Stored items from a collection

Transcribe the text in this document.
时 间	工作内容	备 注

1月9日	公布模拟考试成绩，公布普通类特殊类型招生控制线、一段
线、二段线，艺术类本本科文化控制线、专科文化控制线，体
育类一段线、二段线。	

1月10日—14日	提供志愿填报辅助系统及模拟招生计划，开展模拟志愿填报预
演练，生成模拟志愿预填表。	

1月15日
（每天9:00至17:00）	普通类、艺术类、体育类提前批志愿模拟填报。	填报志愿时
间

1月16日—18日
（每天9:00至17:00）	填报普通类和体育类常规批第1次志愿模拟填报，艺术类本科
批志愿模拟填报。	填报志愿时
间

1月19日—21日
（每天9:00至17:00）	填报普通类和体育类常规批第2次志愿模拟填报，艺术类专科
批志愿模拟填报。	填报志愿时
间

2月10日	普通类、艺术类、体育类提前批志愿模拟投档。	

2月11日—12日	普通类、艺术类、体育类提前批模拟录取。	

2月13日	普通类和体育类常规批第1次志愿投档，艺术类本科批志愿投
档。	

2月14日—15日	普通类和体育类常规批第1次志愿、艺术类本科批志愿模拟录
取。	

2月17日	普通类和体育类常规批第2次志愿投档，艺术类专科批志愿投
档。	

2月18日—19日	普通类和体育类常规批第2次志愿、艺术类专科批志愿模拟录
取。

» **Written exercise**: Output every record above exactly as it appears.

» **Answer below**:
Transcribe the text in this document.
时 间	工作内容	备 注

1月9日	公布模拟考试成绩，公布普通类特殊类型招生控制线、一段
线、二段线，艺术类本本科文化控制线、专科文化控制线，体
育类一段线、二段线。	

1月10日—14日	提供志愿填报辅助系统及模拟招生计划，开展模拟志愿填报预
演练，生成模拟志愿预填表。	

1月15日
（每天9:00至17:00）	普通类、艺术类、体育类提前批志愿模拟填报。	填报志愿时
间

1月16日—18日
（每天9:00至17:00）	填报普通类和体育类常规批第1次志愿模拟填报，艺术类本科
批志愿模拟填报。	填报志愿时
间

1月19日—21日
（每天9:00至17:00）	填报普通类和体育类常规批第2次志愿模拟填报，艺术类专科
批志愿模拟填报。	填报志愿时
间

2月10日	普通类、艺术类、体育类提前批志愿模拟投档。	

2月11日—12日	普通类、艺术类、体育类提前批模拟录取。	

2月13日	普通类和体育类常规批第1次志愿投档，艺术类本科批志愿投
档。	

2月14日—15日	普通类和体育类常规批第1次志愿、艺术类本科批志愿模拟录
取。	

2月17日	普通类和体育类常规批第2次志愿投档，艺术类专科批志愿投
档。	

2月18日—19日	普通类和体育类常规批第2次志愿、艺术类专科批志愿模拟录
取。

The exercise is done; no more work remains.